-------- RECORDS FOR THE EXERCISE
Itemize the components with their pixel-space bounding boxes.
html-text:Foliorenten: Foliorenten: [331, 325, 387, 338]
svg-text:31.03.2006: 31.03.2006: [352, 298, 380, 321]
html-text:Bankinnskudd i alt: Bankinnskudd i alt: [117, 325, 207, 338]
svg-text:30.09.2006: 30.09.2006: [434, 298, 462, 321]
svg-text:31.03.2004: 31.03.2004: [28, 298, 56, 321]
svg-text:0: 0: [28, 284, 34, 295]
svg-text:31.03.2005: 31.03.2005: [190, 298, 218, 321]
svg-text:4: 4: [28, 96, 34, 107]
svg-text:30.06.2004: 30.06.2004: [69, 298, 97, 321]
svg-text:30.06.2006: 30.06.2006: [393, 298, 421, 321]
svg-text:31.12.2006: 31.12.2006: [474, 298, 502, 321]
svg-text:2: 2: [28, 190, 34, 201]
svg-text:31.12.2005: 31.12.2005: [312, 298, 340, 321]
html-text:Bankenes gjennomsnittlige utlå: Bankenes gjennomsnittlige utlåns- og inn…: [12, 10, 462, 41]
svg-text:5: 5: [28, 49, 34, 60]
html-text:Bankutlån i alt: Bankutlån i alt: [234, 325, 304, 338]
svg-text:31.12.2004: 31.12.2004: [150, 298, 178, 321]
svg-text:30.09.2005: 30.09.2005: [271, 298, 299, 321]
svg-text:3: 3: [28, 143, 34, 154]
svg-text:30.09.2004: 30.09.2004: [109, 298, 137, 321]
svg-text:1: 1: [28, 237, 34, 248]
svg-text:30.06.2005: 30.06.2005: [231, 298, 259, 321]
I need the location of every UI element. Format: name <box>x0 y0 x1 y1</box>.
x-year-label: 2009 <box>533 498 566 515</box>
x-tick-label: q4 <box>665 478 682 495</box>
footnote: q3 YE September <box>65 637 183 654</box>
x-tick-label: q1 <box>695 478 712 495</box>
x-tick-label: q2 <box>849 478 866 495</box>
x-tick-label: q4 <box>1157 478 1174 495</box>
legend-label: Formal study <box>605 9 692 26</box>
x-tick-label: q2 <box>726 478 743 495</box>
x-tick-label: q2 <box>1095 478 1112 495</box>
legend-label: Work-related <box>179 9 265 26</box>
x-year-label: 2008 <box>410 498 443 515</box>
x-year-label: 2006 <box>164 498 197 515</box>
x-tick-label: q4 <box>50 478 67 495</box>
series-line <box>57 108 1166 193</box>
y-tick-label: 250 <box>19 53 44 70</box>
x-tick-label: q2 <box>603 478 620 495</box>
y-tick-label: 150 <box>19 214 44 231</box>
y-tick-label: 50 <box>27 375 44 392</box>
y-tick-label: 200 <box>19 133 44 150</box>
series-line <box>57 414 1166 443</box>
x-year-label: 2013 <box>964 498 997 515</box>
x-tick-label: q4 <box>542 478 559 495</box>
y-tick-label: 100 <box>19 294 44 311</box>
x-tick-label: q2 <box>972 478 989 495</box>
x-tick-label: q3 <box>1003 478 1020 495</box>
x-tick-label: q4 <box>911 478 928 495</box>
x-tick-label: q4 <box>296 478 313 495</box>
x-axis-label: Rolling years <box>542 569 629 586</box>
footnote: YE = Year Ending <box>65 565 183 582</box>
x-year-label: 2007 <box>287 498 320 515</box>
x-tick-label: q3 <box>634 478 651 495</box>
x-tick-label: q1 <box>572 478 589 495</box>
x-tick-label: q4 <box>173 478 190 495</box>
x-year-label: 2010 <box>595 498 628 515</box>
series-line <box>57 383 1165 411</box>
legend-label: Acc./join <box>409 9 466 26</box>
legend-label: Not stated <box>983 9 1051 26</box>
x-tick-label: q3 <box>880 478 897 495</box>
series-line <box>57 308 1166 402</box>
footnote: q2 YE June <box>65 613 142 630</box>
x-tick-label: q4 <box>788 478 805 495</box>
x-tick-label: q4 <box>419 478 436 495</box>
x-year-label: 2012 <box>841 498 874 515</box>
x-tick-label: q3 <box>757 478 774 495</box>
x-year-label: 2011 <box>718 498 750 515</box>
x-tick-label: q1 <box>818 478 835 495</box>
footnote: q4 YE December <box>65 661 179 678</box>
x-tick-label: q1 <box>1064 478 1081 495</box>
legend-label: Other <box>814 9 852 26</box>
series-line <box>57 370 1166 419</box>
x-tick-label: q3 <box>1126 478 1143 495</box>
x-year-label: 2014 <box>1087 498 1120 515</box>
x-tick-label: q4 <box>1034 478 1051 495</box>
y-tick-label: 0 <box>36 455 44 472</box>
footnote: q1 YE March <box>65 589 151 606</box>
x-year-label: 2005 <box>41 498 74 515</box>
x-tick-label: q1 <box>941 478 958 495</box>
----------------
• OBJECTIVE
Print all of the lines above again verbatim, from the first to the last, changing nothing.

• ANSWER FOR THE TASK
Itemize the components with their pixel-space bounding boxes.
html-text:Foliorenten: Foliorenten: [331, 325, 387, 338]
svg-text:31.03.2006: 31.03.2006: [352, 298, 380, 321]
html-text:Bankinnskudd i alt: Bankinnskudd i alt: [117, 325, 207, 338]
svg-text:30.09.2006: 30.09.2006: [434, 298, 462, 321]
svg-text:31.03.2004: 31.03.2004: [28, 298, 56, 321]
svg-text:0: 0: [28, 284, 34, 295]
svg-text:31.03.2005: 31.03.2005: [190, 298, 218, 321]
svg-text:4: 4: [28, 96, 34, 107]
svg-text:30.06.2004: 30.06.2004: [69, 298, 97, 321]
svg-text:30.06.2006: 30.06.2006: [393, 298, 421, 321]
svg-text:31.12.2006: 31.12.2006: [474, 298, 502, 321]
svg-text:2: 2: [28, 190, 34, 201]
svg-text:31.12.2005: 31.12.2005: [312, 298, 340, 321]
html-text:Bankenes gjennomsnittlige utlå: Bankenes gjennomsnittlige utlåns- og inn…: [12, 10, 462, 41]
svg-text:5: 5: [28, 49, 34, 60]
html-text:Bankutlån i alt: Bankutlån i alt: [234, 325, 304, 338]
svg-text:31.12.2004: 31.12.2004: [150, 298, 178, 321]
svg-text:30.09.2005: 30.09.2005: [271, 298, 299, 321]
svg-text:3: 3: [28, 143, 34, 154]
svg-text:30.09.2004: 30.09.2004: [109, 298, 137, 321]
svg-text:1: 1: [28, 237, 34, 248]
svg-text:30.06.2005: 30.06.2005: [231, 298, 259, 321]
I need the location of every UI element. Format: name <box>x0 y0 x1 y1</box>.
x-year-label: 2009 <box>533 498 566 515</box>
x-tick-label: q4 <box>665 478 682 495</box>
footnote: q3 YE September <box>65 637 183 654</box>
x-tick-label: q1 <box>695 478 712 495</box>
x-tick-label: q2 <box>849 478 866 495</box>
x-tick-label: q4 <box>1157 478 1174 495</box>
legend-label: Formal study <box>605 9 692 26</box>
x-tick-label: q2 <box>726 478 743 495</box>
x-tick-label: q2 <box>1095 478 1112 495</box>
legend-label: Work-related <box>179 9 265 26</box>
x-year-label: 2008 <box>410 498 443 515</box>
x-year-label: 2006 <box>164 498 197 515</box>
x-tick-label: q4 <box>50 478 67 495</box>
series-line <box>57 108 1166 193</box>
y-tick-label: 250 <box>19 53 44 70</box>
x-tick-label: q2 <box>603 478 620 495</box>
y-tick-label: 150 <box>19 214 44 231</box>
y-tick-label: 50 <box>27 375 44 392</box>
y-tick-label: 200 <box>19 133 44 150</box>
series-line <box>57 414 1166 443</box>
x-year-label: 2013 <box>964 498 997 515</box>
x-tick-label: q4 <box>542 478 559 495</box>
y-tick-label: 100 <box>19 294 44 311</box>
x-tick-label: q2 <box>972 478 989 495</box>
x-tick-label: q3 <box>1003 478 1020 495</box>
x-tick-label: q4 <box>911 478 928 495</box>
x-tick-label: q4 <box>296 478 313 495</box>
x-axis-label: Rolling years <box>542 569 629 586</box>
footnote: YE = Year Ending <box>65 565 183 582</box>
x-year-label: 2007 <box>287 498 320 515</box>
x-tick-label: q3 <box>634 478 651 495</box>
x-tick-label: q1 <box>572 478 589 495</box>
x-tick-label: q4 <box>173 478 190 495</box>
x-year-label: 2010 <box>595 498 628 515</box>
series-line <box>57 383 1165 411</box>
legend-label: Acc./join <box>409 9 466 26</box>
legend-label: Not stated <box>983 9 1051 26</box>
x-tick-label: q3 <box>880 478 897 495</box>
series-line <box>57 308 1166 402</box>
footnote: q2 YE June <box>65 613 142 630</box>
x-tick-label: q4 <box>788 478 805 495</box>
x-tick-label: q4 <box>419 478 436 495</box>
x-year-label: 2012 <box>841 498 874 515</box>
x-tick-label: q3 <box>757 478 774 495</box>
x-year-label: 2011 <box>718 498 750 515</box>
x-tick-label: q1 <box>818 478 835 495</box>
footnote: q4 YE December <box>65 661 179 678</box>
x-tick-label: q1 <box>1064 478 1081 495</box>
legend-label: Other <box>814 9 852 26</box>
series-line <box>57 370 1166 419</box>
x-tick-label: q3 <box>1126 478 1143 495</box>
x-year-label: 2014 <box>1087 498 1120 515</box>
x-tick-label: q4 <box>1034 478 1051 495</box>
y-tick-label: 0 <box>36 455 44 472</box>
footnote: q1 YE March <box>65 589 151 606</box>
x-year-label: 2005 <box>41 498 74 515</box>
x-tick-label: q1 <box>941 478 958 495</box>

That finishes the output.